(Records contained in a dataset)
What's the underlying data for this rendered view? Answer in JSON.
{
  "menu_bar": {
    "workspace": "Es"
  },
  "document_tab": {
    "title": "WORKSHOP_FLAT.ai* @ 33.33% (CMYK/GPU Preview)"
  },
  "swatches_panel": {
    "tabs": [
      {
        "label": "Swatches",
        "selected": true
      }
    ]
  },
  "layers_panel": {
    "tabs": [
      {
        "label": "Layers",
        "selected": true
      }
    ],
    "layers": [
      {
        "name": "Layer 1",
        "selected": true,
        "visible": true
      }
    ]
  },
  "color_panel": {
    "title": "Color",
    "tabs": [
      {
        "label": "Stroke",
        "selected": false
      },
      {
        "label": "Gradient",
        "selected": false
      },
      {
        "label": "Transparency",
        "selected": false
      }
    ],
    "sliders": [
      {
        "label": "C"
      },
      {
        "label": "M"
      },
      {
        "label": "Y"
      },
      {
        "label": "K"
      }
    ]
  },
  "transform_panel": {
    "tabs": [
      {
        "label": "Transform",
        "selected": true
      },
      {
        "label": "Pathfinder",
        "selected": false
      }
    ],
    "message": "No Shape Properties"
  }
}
...
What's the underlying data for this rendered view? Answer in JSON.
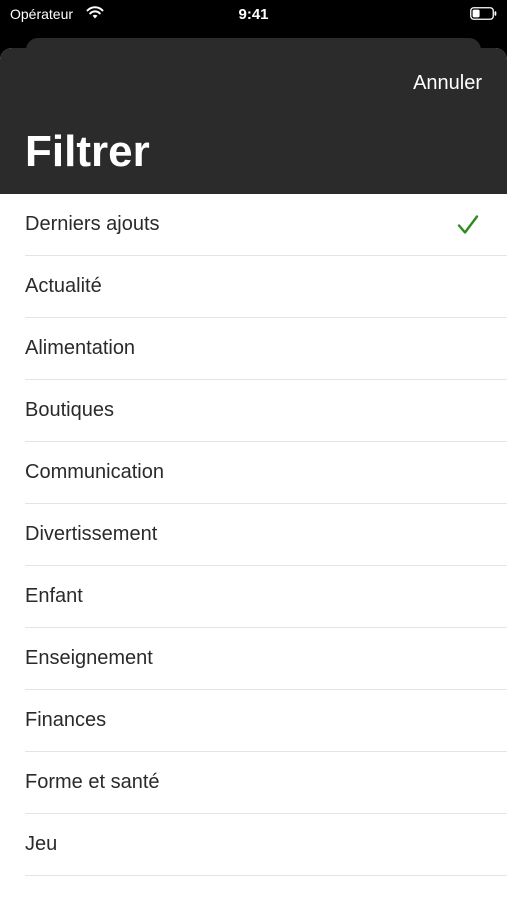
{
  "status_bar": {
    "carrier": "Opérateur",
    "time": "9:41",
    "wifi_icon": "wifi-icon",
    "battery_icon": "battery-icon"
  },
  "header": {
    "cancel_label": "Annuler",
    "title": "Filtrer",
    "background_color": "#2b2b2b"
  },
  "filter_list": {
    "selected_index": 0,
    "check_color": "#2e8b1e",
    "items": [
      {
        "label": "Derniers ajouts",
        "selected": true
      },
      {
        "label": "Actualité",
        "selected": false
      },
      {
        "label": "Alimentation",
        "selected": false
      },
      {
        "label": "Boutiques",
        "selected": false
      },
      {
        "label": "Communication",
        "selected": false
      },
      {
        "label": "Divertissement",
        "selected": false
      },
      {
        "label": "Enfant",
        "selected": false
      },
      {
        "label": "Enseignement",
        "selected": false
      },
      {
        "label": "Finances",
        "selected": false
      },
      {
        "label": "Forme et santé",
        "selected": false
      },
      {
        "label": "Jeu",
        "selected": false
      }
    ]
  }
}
...
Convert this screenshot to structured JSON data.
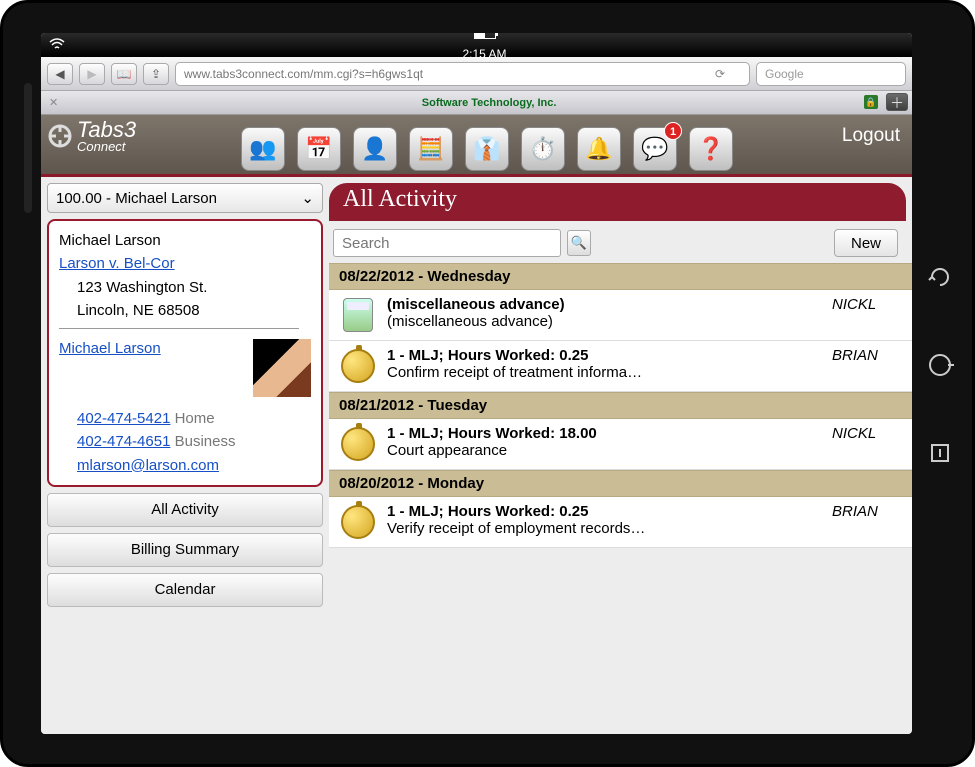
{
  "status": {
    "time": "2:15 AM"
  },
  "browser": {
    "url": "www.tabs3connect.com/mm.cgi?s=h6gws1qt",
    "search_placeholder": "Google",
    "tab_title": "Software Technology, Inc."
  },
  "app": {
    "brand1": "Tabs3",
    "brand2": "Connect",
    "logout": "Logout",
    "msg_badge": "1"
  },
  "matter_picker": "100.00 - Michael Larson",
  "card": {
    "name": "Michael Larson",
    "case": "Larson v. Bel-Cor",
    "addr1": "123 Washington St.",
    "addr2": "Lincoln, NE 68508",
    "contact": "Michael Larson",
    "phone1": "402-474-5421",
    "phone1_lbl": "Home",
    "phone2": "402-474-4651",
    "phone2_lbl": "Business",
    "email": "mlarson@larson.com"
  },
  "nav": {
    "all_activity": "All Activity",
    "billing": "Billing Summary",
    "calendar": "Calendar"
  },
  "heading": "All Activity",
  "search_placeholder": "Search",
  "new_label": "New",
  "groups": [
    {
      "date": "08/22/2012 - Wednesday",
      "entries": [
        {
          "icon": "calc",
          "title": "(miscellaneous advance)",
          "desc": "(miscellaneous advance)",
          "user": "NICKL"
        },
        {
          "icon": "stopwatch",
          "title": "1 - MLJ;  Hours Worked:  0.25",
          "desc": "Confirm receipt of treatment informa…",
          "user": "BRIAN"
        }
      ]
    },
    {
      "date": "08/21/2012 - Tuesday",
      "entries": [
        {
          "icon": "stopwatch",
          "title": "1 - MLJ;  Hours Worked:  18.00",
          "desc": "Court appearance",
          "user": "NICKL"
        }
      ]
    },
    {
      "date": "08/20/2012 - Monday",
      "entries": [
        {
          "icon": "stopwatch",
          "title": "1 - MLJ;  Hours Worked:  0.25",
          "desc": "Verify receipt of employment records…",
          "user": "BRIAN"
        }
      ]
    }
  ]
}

Exercise directions → Tally up the lines holding the word "Activity" in the data above, and answer with that figure only.

Exercise result → 2